▶ [AIM OF THE EXERCISE]: Every line that contains the word "name" should be copied out.

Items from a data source
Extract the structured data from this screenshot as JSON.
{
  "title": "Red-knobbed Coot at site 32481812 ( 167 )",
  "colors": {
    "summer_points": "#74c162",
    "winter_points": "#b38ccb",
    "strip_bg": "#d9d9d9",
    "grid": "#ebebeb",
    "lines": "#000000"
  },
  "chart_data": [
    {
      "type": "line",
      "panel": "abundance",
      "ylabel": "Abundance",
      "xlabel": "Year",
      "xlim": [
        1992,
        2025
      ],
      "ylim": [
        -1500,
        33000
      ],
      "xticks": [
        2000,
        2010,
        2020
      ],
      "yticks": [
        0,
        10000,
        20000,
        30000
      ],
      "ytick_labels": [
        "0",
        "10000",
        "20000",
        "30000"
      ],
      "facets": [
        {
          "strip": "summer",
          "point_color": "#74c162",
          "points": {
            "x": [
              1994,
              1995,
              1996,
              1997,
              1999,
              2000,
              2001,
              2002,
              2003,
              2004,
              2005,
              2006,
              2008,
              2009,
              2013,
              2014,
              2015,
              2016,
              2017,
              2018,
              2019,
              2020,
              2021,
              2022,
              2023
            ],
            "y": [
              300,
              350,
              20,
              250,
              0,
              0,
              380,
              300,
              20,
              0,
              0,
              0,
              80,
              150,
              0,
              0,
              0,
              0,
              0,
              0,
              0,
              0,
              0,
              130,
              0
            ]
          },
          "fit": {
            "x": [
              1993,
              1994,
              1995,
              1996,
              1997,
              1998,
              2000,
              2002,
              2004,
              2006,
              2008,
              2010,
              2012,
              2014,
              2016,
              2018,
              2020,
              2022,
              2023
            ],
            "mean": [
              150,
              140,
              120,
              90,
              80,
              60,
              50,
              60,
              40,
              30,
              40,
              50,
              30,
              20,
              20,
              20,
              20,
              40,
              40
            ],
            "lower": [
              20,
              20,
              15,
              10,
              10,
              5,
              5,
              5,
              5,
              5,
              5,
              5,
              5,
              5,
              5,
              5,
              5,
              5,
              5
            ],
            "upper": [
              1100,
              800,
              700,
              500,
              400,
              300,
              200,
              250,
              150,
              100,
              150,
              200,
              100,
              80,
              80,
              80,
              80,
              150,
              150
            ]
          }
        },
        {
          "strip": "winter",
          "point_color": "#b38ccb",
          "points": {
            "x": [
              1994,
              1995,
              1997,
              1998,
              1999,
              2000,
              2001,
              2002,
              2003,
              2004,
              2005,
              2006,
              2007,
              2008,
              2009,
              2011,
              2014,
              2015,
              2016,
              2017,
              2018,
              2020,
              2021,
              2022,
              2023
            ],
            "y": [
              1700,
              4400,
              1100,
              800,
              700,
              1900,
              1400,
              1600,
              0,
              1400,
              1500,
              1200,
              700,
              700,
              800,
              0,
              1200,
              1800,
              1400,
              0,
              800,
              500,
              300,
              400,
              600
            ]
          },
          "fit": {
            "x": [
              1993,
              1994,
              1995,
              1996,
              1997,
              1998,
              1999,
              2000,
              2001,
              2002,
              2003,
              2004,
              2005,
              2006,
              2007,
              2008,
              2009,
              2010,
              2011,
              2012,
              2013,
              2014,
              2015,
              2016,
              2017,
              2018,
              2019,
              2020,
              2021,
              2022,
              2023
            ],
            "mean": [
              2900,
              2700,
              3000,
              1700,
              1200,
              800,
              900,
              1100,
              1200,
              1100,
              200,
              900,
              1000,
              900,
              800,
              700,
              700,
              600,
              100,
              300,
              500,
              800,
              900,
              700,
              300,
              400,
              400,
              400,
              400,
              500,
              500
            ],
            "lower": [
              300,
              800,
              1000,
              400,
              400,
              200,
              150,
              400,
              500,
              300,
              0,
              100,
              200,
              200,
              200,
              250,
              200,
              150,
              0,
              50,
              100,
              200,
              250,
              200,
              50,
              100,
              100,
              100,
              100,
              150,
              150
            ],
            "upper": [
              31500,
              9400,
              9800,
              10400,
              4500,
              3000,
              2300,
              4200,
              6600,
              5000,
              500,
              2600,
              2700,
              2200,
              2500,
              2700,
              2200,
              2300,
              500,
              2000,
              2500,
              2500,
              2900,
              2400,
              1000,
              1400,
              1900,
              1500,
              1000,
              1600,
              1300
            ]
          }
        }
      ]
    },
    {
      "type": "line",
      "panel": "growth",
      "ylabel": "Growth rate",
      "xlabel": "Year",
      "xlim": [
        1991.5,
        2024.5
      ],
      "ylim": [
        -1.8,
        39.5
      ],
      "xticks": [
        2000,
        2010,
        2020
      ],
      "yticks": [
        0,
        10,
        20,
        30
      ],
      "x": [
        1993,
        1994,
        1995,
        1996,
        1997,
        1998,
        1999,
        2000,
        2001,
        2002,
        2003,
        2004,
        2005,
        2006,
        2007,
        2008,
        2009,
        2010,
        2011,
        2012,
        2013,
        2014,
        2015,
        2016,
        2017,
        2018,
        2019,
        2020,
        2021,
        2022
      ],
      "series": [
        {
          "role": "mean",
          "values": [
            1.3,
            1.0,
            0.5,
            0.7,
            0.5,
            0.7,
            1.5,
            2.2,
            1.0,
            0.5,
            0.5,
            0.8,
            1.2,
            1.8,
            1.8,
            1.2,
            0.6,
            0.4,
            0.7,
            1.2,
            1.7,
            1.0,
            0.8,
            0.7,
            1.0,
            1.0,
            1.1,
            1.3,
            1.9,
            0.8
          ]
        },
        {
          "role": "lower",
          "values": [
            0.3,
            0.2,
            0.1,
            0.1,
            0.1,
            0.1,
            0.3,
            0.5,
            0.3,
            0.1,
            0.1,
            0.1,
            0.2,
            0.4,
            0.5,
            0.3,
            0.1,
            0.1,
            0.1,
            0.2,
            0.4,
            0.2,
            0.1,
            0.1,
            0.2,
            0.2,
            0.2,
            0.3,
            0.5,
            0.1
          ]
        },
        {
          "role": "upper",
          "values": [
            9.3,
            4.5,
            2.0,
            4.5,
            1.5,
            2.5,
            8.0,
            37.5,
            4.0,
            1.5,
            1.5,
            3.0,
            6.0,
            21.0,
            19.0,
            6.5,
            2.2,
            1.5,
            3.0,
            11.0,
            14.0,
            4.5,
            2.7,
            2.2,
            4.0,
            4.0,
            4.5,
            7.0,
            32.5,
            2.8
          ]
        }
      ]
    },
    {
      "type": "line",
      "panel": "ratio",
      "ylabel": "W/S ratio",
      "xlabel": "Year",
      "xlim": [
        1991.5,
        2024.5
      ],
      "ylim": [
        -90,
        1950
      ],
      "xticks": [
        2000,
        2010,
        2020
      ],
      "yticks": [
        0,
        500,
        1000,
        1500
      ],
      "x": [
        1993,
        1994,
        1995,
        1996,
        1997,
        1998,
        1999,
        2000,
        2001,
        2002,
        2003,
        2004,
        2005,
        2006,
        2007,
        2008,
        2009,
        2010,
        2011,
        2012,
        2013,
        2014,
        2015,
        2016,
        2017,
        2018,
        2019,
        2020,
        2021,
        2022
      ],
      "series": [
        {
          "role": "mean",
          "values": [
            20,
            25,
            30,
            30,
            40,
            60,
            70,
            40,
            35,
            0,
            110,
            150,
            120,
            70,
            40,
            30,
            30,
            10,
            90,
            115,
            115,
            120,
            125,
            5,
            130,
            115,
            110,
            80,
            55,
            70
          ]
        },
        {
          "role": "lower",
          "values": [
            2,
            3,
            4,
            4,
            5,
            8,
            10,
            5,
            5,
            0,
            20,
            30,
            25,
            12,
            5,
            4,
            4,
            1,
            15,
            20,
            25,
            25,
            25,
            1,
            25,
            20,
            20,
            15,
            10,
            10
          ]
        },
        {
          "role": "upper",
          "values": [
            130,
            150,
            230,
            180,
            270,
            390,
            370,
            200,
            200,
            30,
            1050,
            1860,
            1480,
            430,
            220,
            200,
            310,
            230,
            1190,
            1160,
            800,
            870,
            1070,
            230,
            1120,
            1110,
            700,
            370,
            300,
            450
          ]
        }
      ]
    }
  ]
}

* * *

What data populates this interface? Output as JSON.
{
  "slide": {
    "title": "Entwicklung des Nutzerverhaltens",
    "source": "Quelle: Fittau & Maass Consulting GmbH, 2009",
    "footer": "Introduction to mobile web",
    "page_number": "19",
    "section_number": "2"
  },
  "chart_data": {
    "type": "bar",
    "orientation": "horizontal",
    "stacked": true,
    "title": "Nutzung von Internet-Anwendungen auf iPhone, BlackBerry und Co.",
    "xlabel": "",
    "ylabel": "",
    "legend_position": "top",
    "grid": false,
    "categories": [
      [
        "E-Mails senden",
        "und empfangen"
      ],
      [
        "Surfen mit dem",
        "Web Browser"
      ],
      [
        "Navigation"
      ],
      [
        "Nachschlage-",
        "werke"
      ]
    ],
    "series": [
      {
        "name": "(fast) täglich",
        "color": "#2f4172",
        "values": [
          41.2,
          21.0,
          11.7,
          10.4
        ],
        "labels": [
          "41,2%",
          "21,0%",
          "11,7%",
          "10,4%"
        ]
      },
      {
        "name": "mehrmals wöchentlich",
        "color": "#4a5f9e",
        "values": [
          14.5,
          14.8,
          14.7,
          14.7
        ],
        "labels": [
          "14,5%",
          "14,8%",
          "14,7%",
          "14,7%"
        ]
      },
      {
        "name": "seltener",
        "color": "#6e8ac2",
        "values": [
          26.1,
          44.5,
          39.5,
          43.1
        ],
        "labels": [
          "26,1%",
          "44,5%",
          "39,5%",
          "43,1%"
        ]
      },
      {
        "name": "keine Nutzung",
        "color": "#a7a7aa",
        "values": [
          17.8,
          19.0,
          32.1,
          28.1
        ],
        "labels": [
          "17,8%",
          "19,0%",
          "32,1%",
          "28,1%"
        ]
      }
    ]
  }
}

▶ [THE REPLY]:
        "name": "(fast) täglich",
        "name": "mehrmals wöchentlich",
        "name": "seltener",
        "name": "keine Nutzung",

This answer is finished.